_THE PROBLEM_
Reproduce the text of the records with "milo" swapped for "corn" and everything else unchanged. Leave out the pictures.

>>>

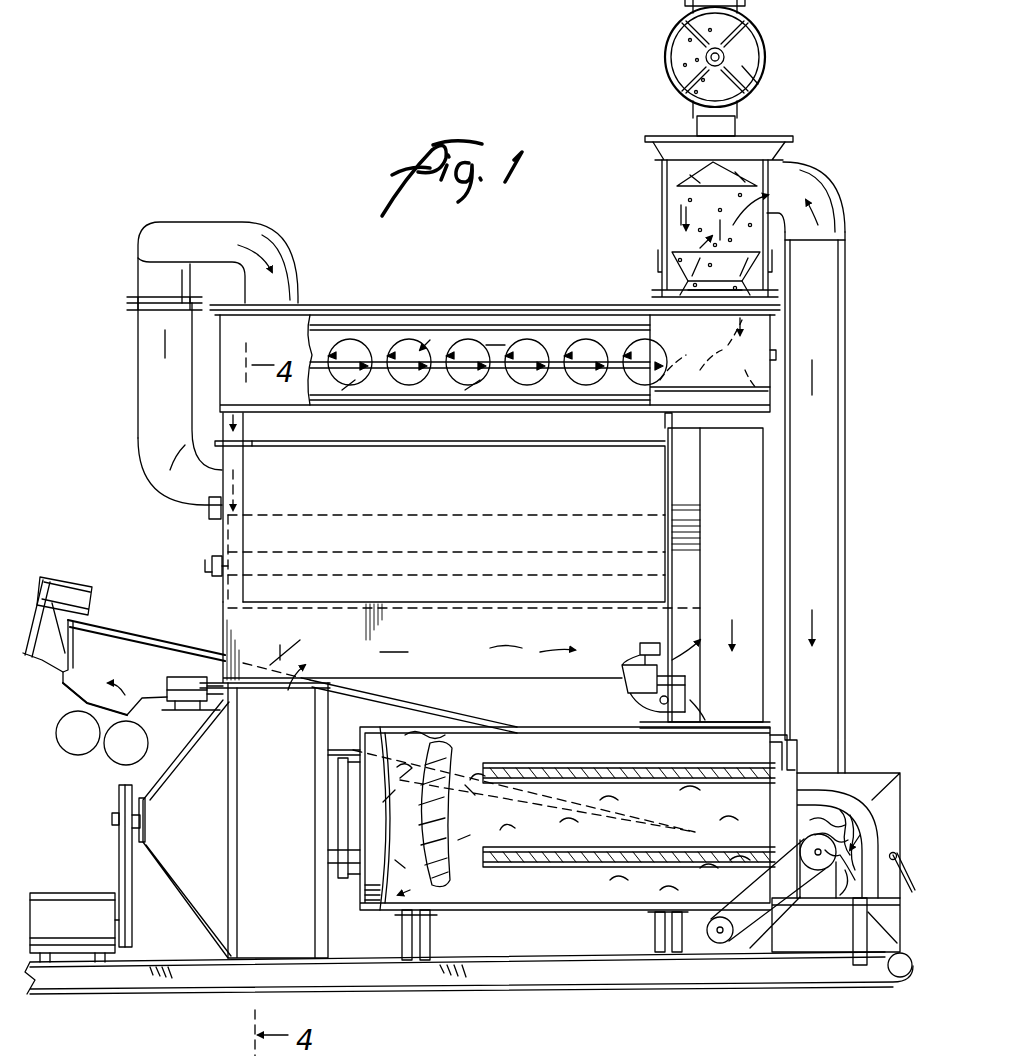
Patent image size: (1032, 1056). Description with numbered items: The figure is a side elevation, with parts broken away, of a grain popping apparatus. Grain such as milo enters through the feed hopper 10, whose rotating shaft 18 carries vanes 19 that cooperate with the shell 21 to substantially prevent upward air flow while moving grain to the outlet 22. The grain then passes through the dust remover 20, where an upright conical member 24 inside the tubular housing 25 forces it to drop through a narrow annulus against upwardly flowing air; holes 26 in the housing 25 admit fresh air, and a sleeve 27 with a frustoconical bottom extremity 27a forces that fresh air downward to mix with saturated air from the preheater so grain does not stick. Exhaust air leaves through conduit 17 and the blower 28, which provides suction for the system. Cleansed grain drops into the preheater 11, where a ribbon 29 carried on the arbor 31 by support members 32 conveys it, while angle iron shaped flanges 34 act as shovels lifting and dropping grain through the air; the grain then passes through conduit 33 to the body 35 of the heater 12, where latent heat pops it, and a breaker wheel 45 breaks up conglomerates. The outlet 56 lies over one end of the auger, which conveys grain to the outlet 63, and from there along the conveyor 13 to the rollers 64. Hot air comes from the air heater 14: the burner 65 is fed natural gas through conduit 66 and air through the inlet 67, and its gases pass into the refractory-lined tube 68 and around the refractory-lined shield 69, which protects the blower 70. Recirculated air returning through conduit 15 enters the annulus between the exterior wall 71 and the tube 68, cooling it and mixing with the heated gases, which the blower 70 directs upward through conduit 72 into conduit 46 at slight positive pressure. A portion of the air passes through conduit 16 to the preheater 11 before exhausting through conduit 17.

The feed hopper 10 is at (662, 73).
The preheater 11 is at (446, 308).
The heater 12 is at (218, 592).
The conveyor 13 is at (115, 625).
The air heater 14 is at (100, 758).
The conduit 15 is at (716, 535).
The conduit 16 is at (139, 386).
The conduit 17 is at (826, 506).
The rotating shaft 18 is at (726, 55).
The vanes 19 is at (760, 76).
The dust remover 20 is at (660, 225).
The shell 21 is at (667, 50).
The outlet 22 is at (742, 126).
The upright conical member 24 is at (788, 165).
The tubular housing 25 is at (672, 180).
The holes 26 is at (735, 312).
The sleeve 27 is at (700, 243).
The bottom extremity of sleeve 27a is at (690, 290).
The blower 28 is at (830, 932).
The ribbon 29 is at (470, 338).
The arbor 31 is at (378, 385).
The support members 32 is at (438, 404).
The conduit 33 is at (244, 420).
The angle iron shaped flanges 34 is at (505, 400).
The body 35 is at (605, 482).
The breaker wheel 45 is at (650, 680).
The conduit 46 is at (470, 647).
The outlet 56 is at (690, 708).
The outlet 63 is at (82, 706).
The rollers 64 is at (78, 733).
The burner 65 is at (858, 790).
The conduit 66 is at (862, 972).
The inlet 67 is at (893, 893).
The refractory-lined tube 68 is at (648, 868).
The refractory-lined shield 69 is at (460, 872).
The blower 70 is at (192, 915).
The exterior wall 71 is at (552, 912).
The conduit 72 is at (300, 690).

<<<

_ANSWER TO THE EXERCISE_
Patent image size: (1032, 1056). Description with numbered items: The figure is a side elevation, with parts broken away, of a grain popping apparatus. Grain such as corn enters through the feed hopper 10, whose rotating shaft 18 carries vanes 19 that cooperate with the shell 21 to substantially prevent upward air flow while moving grain to the outlet 22. The grain then passes through the dust remover 20, where an upright conical member 24 inside the tubular housing 25 forces it to drop through a narrow annulus against upwardly flowing air; holes 26 in the housing 25 admit fresh air, and a sleeve 27 with a frustoconical bottom extremity 27a forces that fresh air downward to mix with saturated air from the preheater so grain does not stick. Exhaust air leaves through conduit 17 and the blower 28, which provides suction for the system. Cleansed grain drops into the preheater 11, where a ribbon 29 carried on the arbor 31 by support members 32 conveys it, while angle iron shaped flanges 34 act as shovels lifting and dropping grain through the air; the grain then passes through conduit 33 to the body 35 of the heater 12, where latent heat pops it, and a breaker wheel 45 breaks up conglomerates. The outlet 56 lies over one end of the auger, which conveys grain to the outlet 63, and from there along the conveyor 13 to the rollers 64. Hot air comes from the air heater 14: the burner 65 is fed natural gas through conduit 66 and air through the inlet 67, and its gases pass into the refractory-lined tube 68 and around the refractory-lined shield 69, which protects the blower 70. Recirculated air returning through conduit 15 enters the annulus between the exterior wall 71 and the tube 68, cooling it and mixing with the heated gases, which the blower 70 directs upward through conduit 72 into conduit 46 at slight positive pressure. A portion of the air passes through conduit 16 to the preheater 11 before exhausting through conduit 17.

The feed hopper 10 is at (662, 73).
The preheater 11 is at (446, 308).
The heater 12 is at (218, 592).
The conveyor 13 is at (115, 625).
The air heater 14 is at (100, 758).
The conduit 15 is at (716, 535).
The conduit 16 is at (139, 386).
The conduit 17 is at (826, 506).
The rotating shaft 18 is at (726, 55).
The vanes 19 is at (760, 76).
The dust remover 20 is at (660, 225).
The shell 21 is at (667, 50).
The outlet 22 is at (742, 126).
The upright conical member 24 is at (788, 165).
The tubular housing 25 is at (672, 180).
The holes 26 is at (735, 312).
The sleeve 27 is at (700, 243).
The bottom extremity of sleeve 27a is at (690, 290).
The blower 28 is at (830, 932).
The ribbon 29 is at (470, 338).
The arbor 31 is at (378, 385).
The support members 32 is at (438, 404).
The conduit 33 is at (244, 420).
The angle iron shaped flanges 34 is at (505, 400).
The body 35 is at (605, 482).
The breaker wheel 45 is at (650, 680).
The conduit 46 is at (470, 647).
The outlet 56 is at (690, 708).
The outlet 63 is at (82, 706).
The rollers 64 is at (78, 733).
The burner 65 is at (858, 790).
The conduit 66 is at (862, 972).
The inlet 67 is at (893, 893).
The refractory-lined tube 68 is at (648, 868).
The refractory-lined shield 69 is at (460, 872).
The blower 70 is at (192, 915).
The exterior wall 71 is at (552, 912).
The conduit 72 is at (300, 690).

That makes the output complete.